* [What the task requires]: Restate the listing below word for word, omitting any images.

(Dataset records)

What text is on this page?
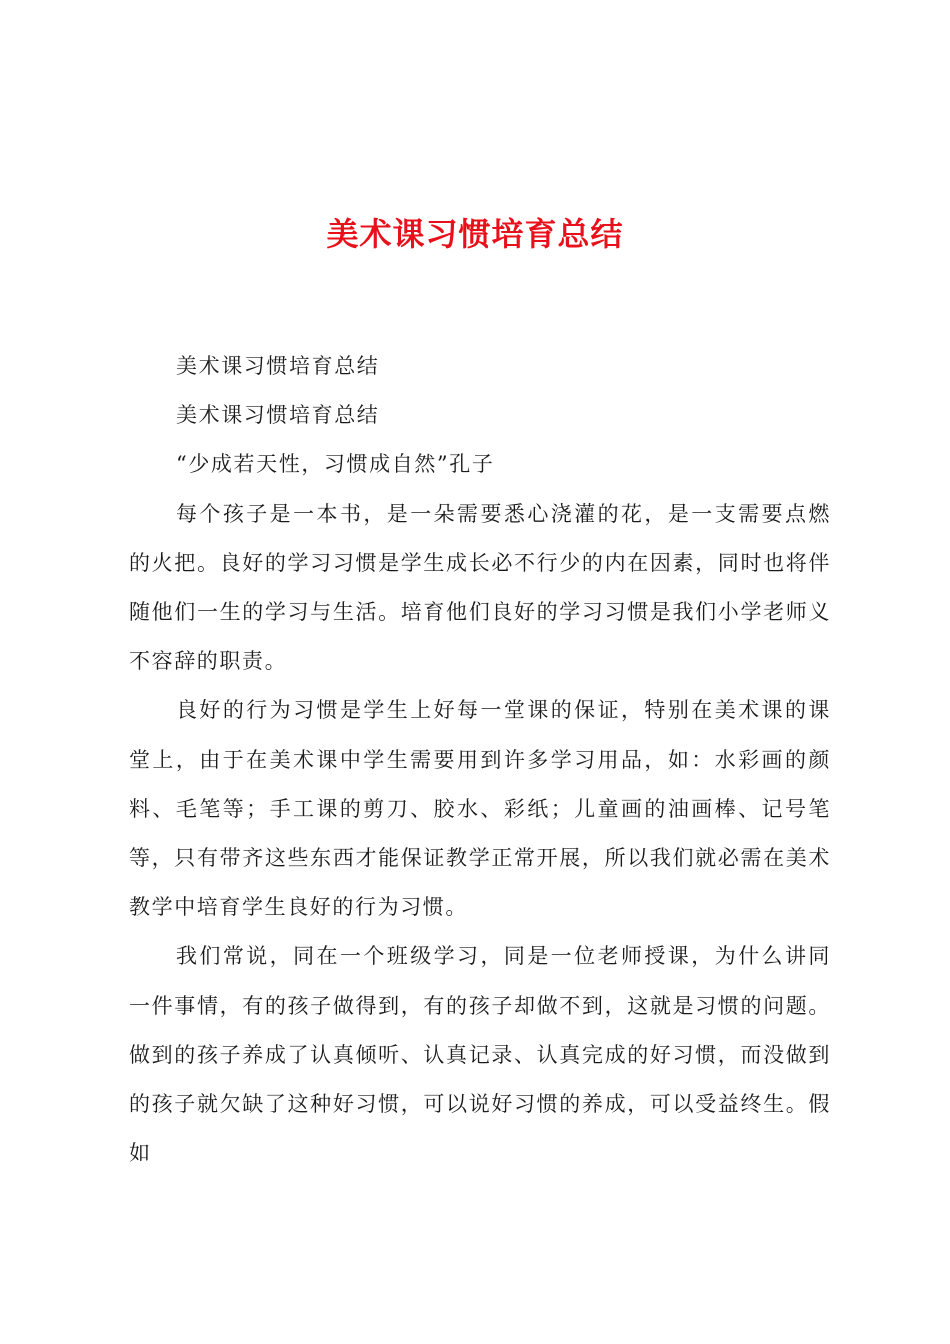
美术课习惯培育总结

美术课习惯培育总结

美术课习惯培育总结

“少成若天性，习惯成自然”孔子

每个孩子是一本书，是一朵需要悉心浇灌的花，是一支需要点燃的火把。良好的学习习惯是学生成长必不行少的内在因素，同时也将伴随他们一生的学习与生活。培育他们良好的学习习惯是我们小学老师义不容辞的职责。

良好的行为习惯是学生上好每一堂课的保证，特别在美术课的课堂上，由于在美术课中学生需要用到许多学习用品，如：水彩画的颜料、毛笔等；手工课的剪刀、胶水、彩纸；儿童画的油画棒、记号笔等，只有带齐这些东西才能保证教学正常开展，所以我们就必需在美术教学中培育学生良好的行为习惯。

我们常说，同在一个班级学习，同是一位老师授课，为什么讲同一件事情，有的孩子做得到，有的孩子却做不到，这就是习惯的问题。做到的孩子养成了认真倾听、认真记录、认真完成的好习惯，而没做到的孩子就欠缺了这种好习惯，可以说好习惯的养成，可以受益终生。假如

* [Solution for this exercise]:
What text is on this page?
美术课习惯培育总结

美术课习惯培育总结

美术课习惯培育总结

“少成若天性，习惯成自然”孔子

每个孩子是一本书，是一朵需要悉心浇灌的花，是一支需要点燃的火把。良好的学习习惯是学生成长必不行少的内在因素，同时也将伴随他们一生的学习与生活。培育他们良好的学习习惯是我们小学老师义不容辞的职责。

良好的行为习惯是学生上好每一堂课的保证，特别在美术课的课堂上，由于在美术课中学生需要用到许多学习用品，如：水彩画的颜料、毛笔等；手工课的剪刀、胶水、彩纸；儿童画的油画棒、记号笔等，只有带齐这些东西才能保证教学正常开展，所以我们就必需在美术教学中培育学生良好的行为习惯。

我们常说，同在一个班级学习，同是一位老师授课，为什么讲同一件事情，有的孩子做得到，有的孩子却做不到，这就是习惯的问题。做到的孩子养成了认真倾听、认真记录、认真完成的好习惯，而没做到的孩子就欠缺了这种好习惯，可以说好习惯的养成，可以受益终生。假如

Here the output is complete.